Omit the pictures and return every entry exactly as written.

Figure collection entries
----
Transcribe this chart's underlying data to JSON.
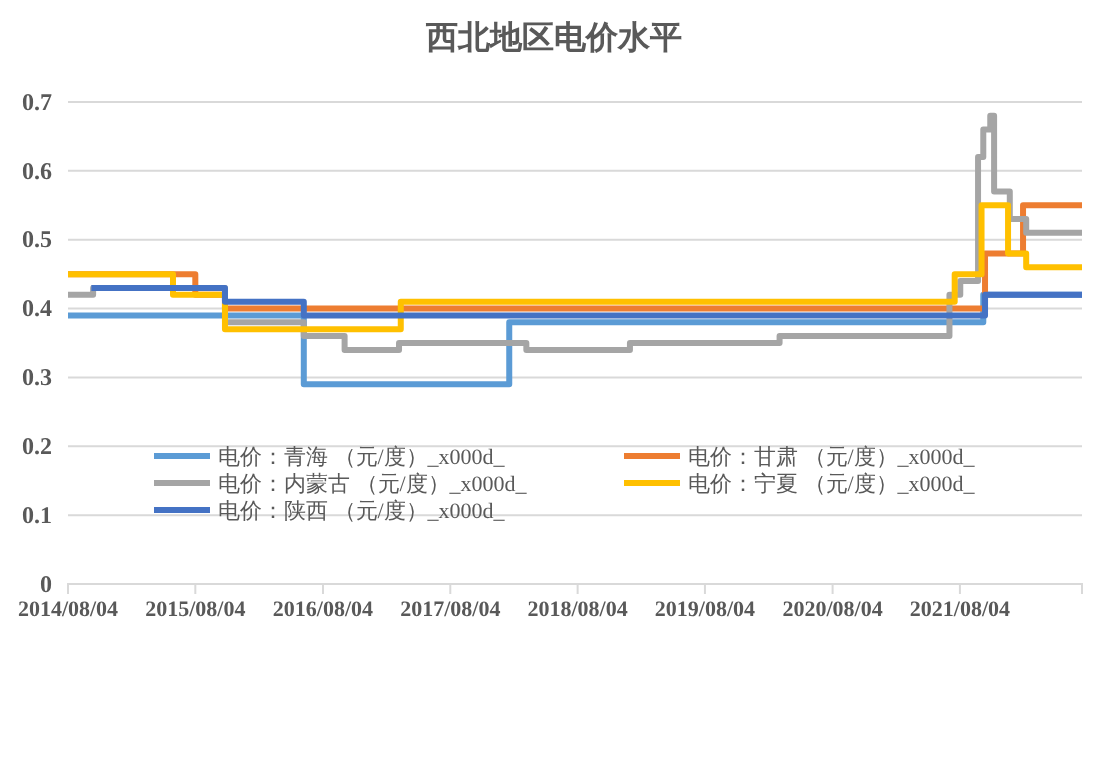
{
  "chart_data": {
    "type": "step",
    "title": "西北地区电价水平",
    "xlim": [
      "2014-08-04",
      "2022-07-20"
    ],
    "xticks": [
      {
        "value": "2014-08-04",
        "label": "2014/08/04"
      },
      {
        "value": "2015-08-04",
        "label": "2015/08/04"
      },
      {
        "value": "2016-08-04",
        "label": "2016/08/04"
      },
      {
        "value": "2017-08-04",
        "label": "2017/08/04"
      },
      {
        "value": "2018-08-04",
        "label": "2018/08/04"
      },
      {
        "value": "2019-08-04",
        "label": "2019/08/04"
      },
      {
        "value": "2020-08-04",
        "label": "2020/08/04"
      },
      {
        "value": "2021-08-04",
        "label": "2021/08/04"
      }
    ],
    "ylim": [
      0,
      0.7
    ],
    "yticks": [
      {
        "value": 0,
        "label": "0"
      },
      0.1,
      0.2,
      0.3,
      0.4,
      0.5,
      0.6,
      0.7
    ],
    "grid": "y",
    "legend": "bottom",
    "line_style": "solid",
    "marker": "none",
    "series": [
      {
        "name": "电价：青海 （元/度）_x000d_",
        "color": "#5b9bd5",
        "x": [
          "2014-08-04",
          "2016-06-10",
          "2018-01-20",
          "2021-10-10",
          "2022-07-20"
        ],
        "values": [
          0.39,
          0.29,
          0.38,
          0.42,
          0.42
        ]
      },
      {
        "name": "电价：甘肃 （元/度）_x000d_",
        "color": "#ed7d31",
        "x": [
          "2014-08-04",
          "2015-08-04",
          "2015-10-28",
          "2021-10-15",
          "2022-02-01",
          "2022-07-20"
        ],
        "values": [
          0.45,
          0.42,
          0.4,
          0.48,
          0.55,
          0.55
        ]
      },
      {
        "name": "电价：内蒙古 （元/度）_x000d_",
        "color": "#a5a5a5",
        "x": [
          "2014-08-04",
          "2014-10-15",
          "2015-10-28",
          "2016-06-10",
          "2016-10-05",
          "2017-03-10",
          "2018-03-10",
          "2019-01-01",
          "2020-03-05",
          "2021-07-05",
          "2021-08-05",
          "2021-09-25",
          "2021-10-10",
          "2021-10-30",
          "2021-11-10",
          "2021-12-25",
          "2022-02-10",
          "2022-07-20"
        ],
        "values": [
          0.42,
          0.43,
          0.38,
          0.36,
          0.34,
          0.35,
          0.34,
          0.35,
          0.36,
          0.42,
          0.44,
          0.62,
          0.66,
          0.68,
          0.57,
          0.53,
          0.51,
          0.51
        ]
      },
      {
        "name": "电价：宁夏 （元/度）_x000d_",
        "color": "#ffc000",
        "x": [
          "2014-08-04",
          "2015-06-01",
          "2015-10-28",
          "2017-03-15",
          "2021-07-20",
          "2021-10-05",
          "2021-12-20",
          "2022-02-10",
          "2022-07-20"
        ],
        "values": [
          0.45,
          0.42,
          0.37,
          0.41,
          0.45,
          0.55,
          0.48,
          0.46,
          0.46
        ]
      },
      {
        "name": "电价：陕西 （元/度）_x000d_",
        "color": "#4472c4",
        "x": [
          "2014-10-10",
          "2015-10-28",
          "2016-06-10",
          "2021-10-15",
          "2022-07-20"
        ],
        "values": [
          0.43,
          0.41,
          0.39,
          0.42,
          0.42
        ]
      }
    ]
  }
}
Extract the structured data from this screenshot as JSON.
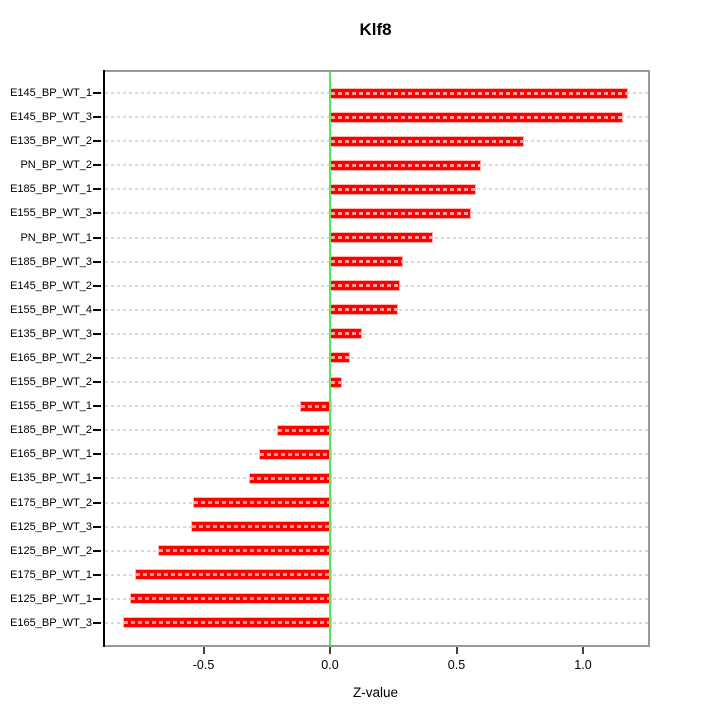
{
  "title": "Klf8",
  "x_axis_title": "Z-value",
  "chart_data": {
    "type": "bar",
    "orientation": "horizontal",
    "title": "Klf8",
    "xlabel": "Z-value",
    "ylabel": "",
    "categories": [
      "E145_BP_WT_1",
      "E145_BP_WT_3",
      "E135_BP_WT_2",
      "PN_BP_WT_2",
      "E185_BP_WT_1",
      "E155_BP_WT_3",
      "PN_BP_WT_1",
      "E185_BP_WT_3",
      "E145_BP_WT_2",
      "E155_BP_WT_4",
      "E135_BP_WT_3",
      "E165_BP_WT_2",
      "E155_BP_WT_2",
      "E155_BP_WT_1",
      "E185_BP_WT_2",
      "E165_BP_WT_1",
      "E135_BP_WT_1",
      "E175_BP_WT_2",
      "E125_BP_WT_3",
      "E125_BP_WT_2",
      "E175_BP_WT_1",
      "E125_BP_WT_1",
      "E165_BP_WT_3"
    ],
    "values": [
      1.17,
      1.15,
      0.76,
      0.59,
      0.57,
      0.55,
      0.4,
      0.28,
      0.27,
      0.26,
      0.12,
      0.07,
      0.04,
      -0.12,
      -0.21,
      -0.28,
      -0.32,
      -0.54,
      -0.55,
      -0.68,
      -0.77,
      -0.79,
      -0.82
    ],
    "x_ticks": [
      -0.5,
      0.0,
      0.5,
      1.0
    ],
    "x_tick_labels": [
      "-0.5",
      "0.0",
      "0.5",
      "1.0"
    ],
    "xlim": [
      -0.9,
      1.26
    ],
    "grid": "per-row horizontal dashed",
    "legend": "none",
    "colors": {
      "bar_fill": "#ff0000",
      "bar_border": "#ffb3b3",
      "zero_line": "#5ce65c",
      "gridline": "#d9d9d9",
      "frame": "#999999",
      "axis": "#000000"
    }
  }
}
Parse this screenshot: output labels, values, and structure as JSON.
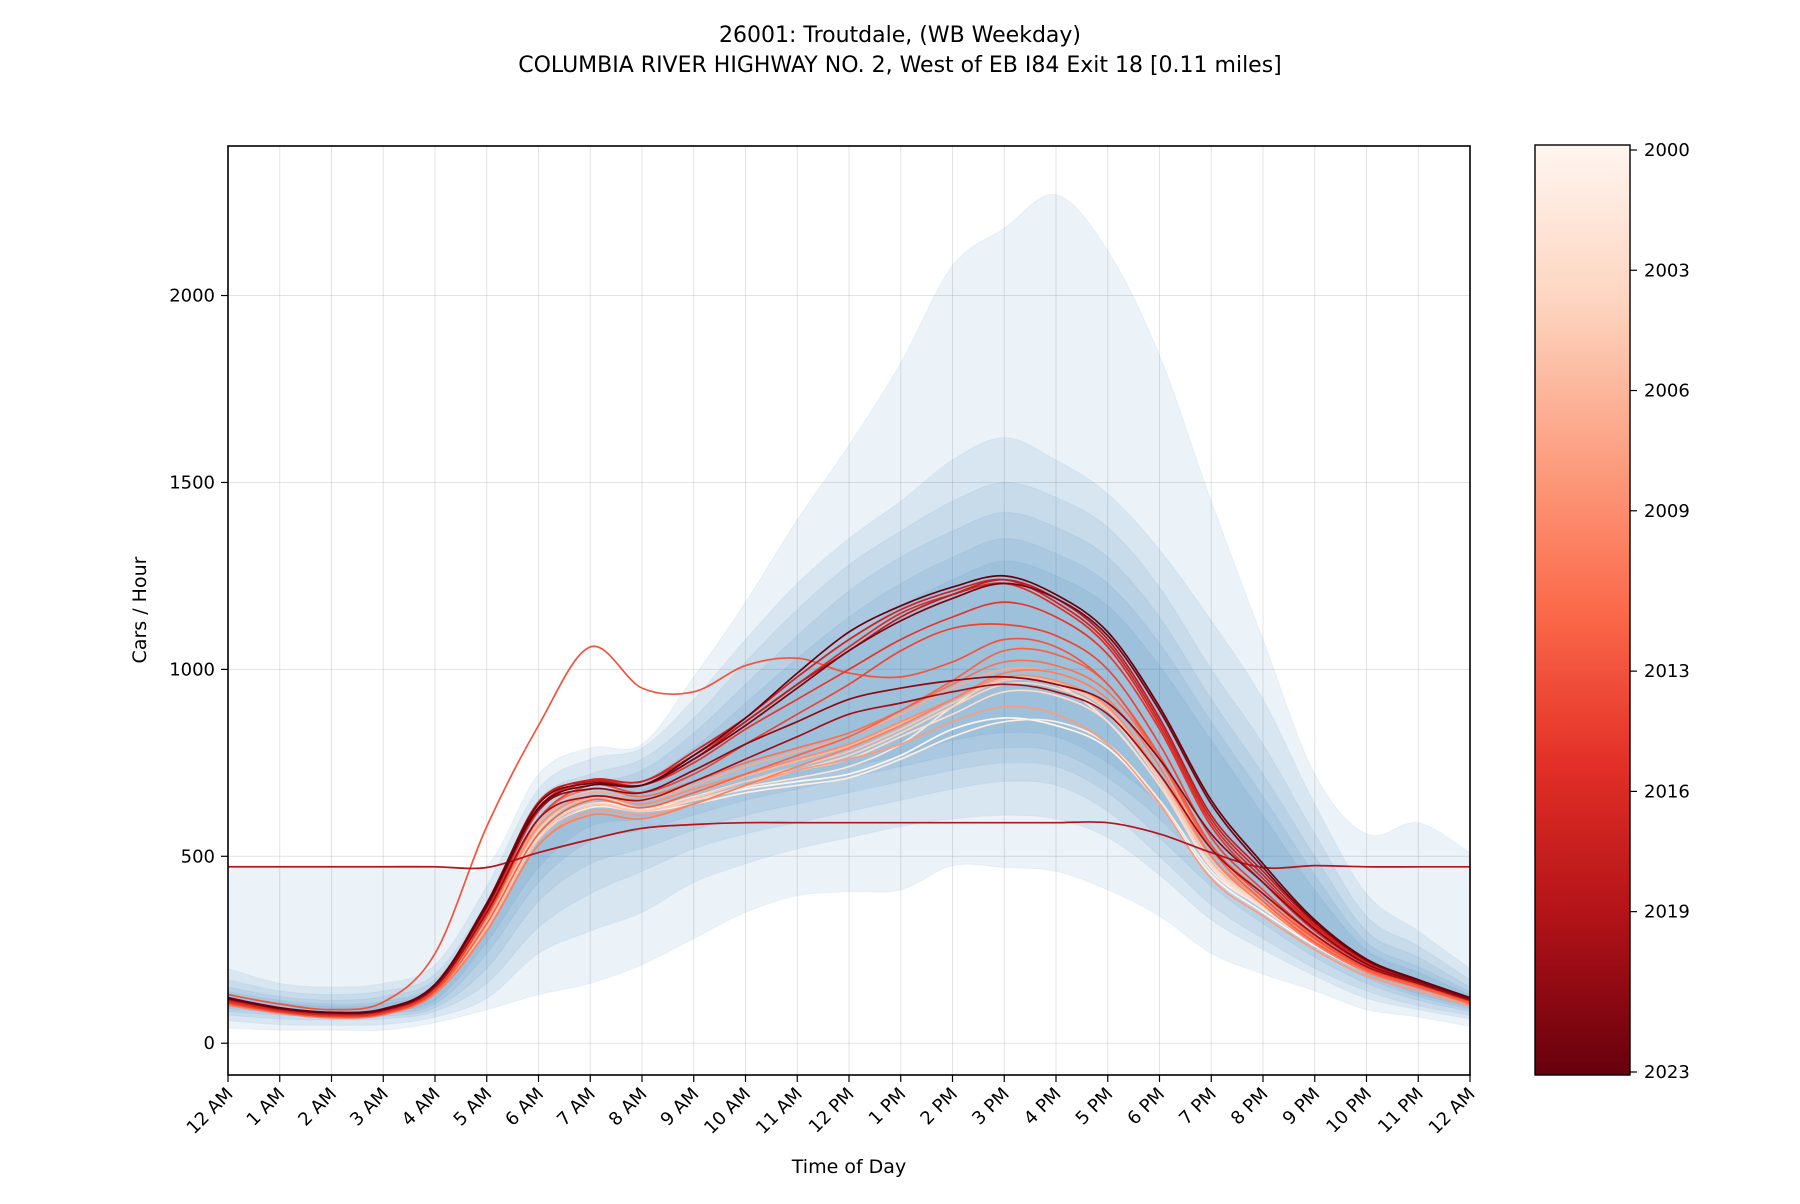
----
Output of the task:
Transcribe this chart's underlying data to JSON.
{
  "chart_data": {
    "type": "step",
    "title": "西北地区电价水平",
    "xlim": [
      "2014-08-04",
      "2022-07-20"
    ],
    "xticks": [
      {
        "value": "2014-08-04",
        "label": "2014/08/04"
      },
      {
        "value": "2015-08-04",
        "label": "2015/08/04"
      },
      {
        "value": "2016-08-04",
        "label": "2016/08/04"
      },
      {
        "value": "2017-08-04",
        "label": "2017/08/04"
      },
      {
        "value": "2018-08-04",
        "label": "2018/08/04"
      },
      {
        "value": "2019-08-04",
        "label": "2019/08/04"
      },
      {
        "value": "2020-08-04",
        "label": "2020/08/04"
      },
      {
        "value": "2021-08-04",
        "label": "2021/08/04"
      }
    ],
    "ylim": [
      0,
      0.7
    ],
    "yticks": [
      {
        "value": 0,
        "label": "0"
      },
      0.1,
      0.2,
      0.3,
      0.4,
      0.5,
      0.6,
      0.7
    ],
    "grid": "y",
    "legend": "bottom",
    "line_style": "solid",
    "marker": "none",
    "series": [
      {
        "name": "电价：青海 （元/度）_x000d_",
        "color": "#5b9bd5",
        "x": [
          "2014-08-04",
          "2016-06-10",
          "2018-01-20",
          "2021-10-10",
          "2022-07-20"
        ],
        "values": [
          0.39,
          0.29,
          0.38,
          0.42,
          0.42
        ]
      },
      {
        "name": "电价：甘肃 （元/度）_x000d_",
        "color": "#ed7d31",
        "x": [
          "2014-08-04",
          "2015-08-04",
          "2015-10-28",
          "2021-10-15",
          "2022-02-01",
          "2022-07-20"
        ],
        "values": [
          0.45,
          0.42,
          0.4,
          0.48,
          0.55,
          0.55
        ]
      },
      {
        "name": "电价：内蒙古 （元/度）_x000d_",
        "color": "#a5a5a5",
        "x": [
          "2014-08-04",
          "2014-10-15",
          "2015-10-28",
          "2016-06-10",
          "2016-10-05",
          "2017-03-10",
          "2018-03-10",
          "2019-01-01",
          "2020-03-05",
          "2021-07-05",
          "2021-08-05",
          "2021-09-25",
          "2021-10-10",
          "2021-10-30",
          "2021-11-10",
          "2021-12-25",
          "2022-02-10",
          "2022-07-20"
        ],
        "values": [
          0.42,
          0.43,
          0.38,
          0.36,
          0.34,
          0.35,
          0.34,
          0.35,
          0.36,
          0.42,
          0.44,
          0.62,
          0.66,
          0.68,
          0.57,
          0.53,
          0.51,
          0.51
        ]
      },
      {
        "name": "电价：宁夏 （元/度）_x000d_",
        "color": "#ffc000",
        "x": [
          "2014-08-04",
          "2015-06-01",
          "2015-10-28",
          "2017-03-15",
          "2021-07-20",
          "2021-10-05",
          "2021-12-20",
          "2022-02-10",
          "2022-07-20"
        ],
        "values": [
          0.45,
          0.42,
          0.37,
          0.41,
          0.45,
          0.55,
          0.48,
          0.46,
          0.46
        ]
      },
      {
        "name": "电价：陕西 （元/度）_x000d_",
        "color": "#4472c4",
        "x": [
          "2014-10-10",
          "2015-10-28",
          "2016-06-10",
          "2021-10-15",
          "2022-07-20"
        ],
        "values": [
          0.43,
          0.41,
          0.39,
          0.42,
          0.42
        ]
      }
    ]
  }
}
Extract the structured data from this screenshot as JSON.
{
  "title": "Klf8",
  "x_axis_title": "Z-value",
  "chart_data": {
    "type": "bar",
    "orientation": "horizontal",
    "title": "Klf8",
    "xlabel": "Z-value",
    "ylabel": "",
    "categories": [
      "E145_BP_WT_1",
      "E145_BP_WT_3",
      "E135_BP_WT_2",
      "PN_BP_WT_2",
      "E185_BP_WT_1",
      "E155_BP_WT_3",
      "PN_BP_WT_1",
      "E185_BP_WT_3",
      "E145_BP_WT_2",
      "E155_BP_WT_4",
      "E135_BP_WT_3",
      "E165_BP_WT_2",
      "E155_BP_WT_2",
      "E155_BP_WT_1",
      "E185_BP_WT_2",
      "E165_BP_WT_1",
      "E135_BP_WT_1",
      "E175_BP_WT_2",
      "E125_BP_WT_3",
      "E125_BP_WT_2",
      "E175_BP_WT_1",
      "E125_BP_WT_1",
      "E165_BP_WT_3"
    ],
    "values": [
      1.17,
      1.15,
      0.76,
      0.59,
      0.57,
      0.55,
      0.4,
      0.28,
      0.27,
      0.26,
      0.12,
      0.07,
      0.04,
      -0.12,
      -0.21,
      -0.28,
      -0.32,
      -0.54,
      -0.55,
      -0.68,
      -0.77,
      -0.79,
      -0.82
    ],
    "x_ticks": [
      -0.5,
      0.0,
      0.5,
      1.0
    ],
    "x_tick_labels": [
      "-0.5",
      "0.0",
      "0.5",
      "1.0"
    ],
    "xlim": [
      -0.9,
      1.26
    ],
    "grid": "per-row horizontal dashed",
    "legend": "none",
    "colors": {
      "bar_fill": "#ff0000",
      "bar_border": "#ffb3b3",
      "zero_line": "#5ce65c",
      "gridline": "#d9d9d9",
      "frame": "#999999",
      "axis": "#000000"
    }
  }
}
Parse this screenshot: output labels, values, and structure as JSON.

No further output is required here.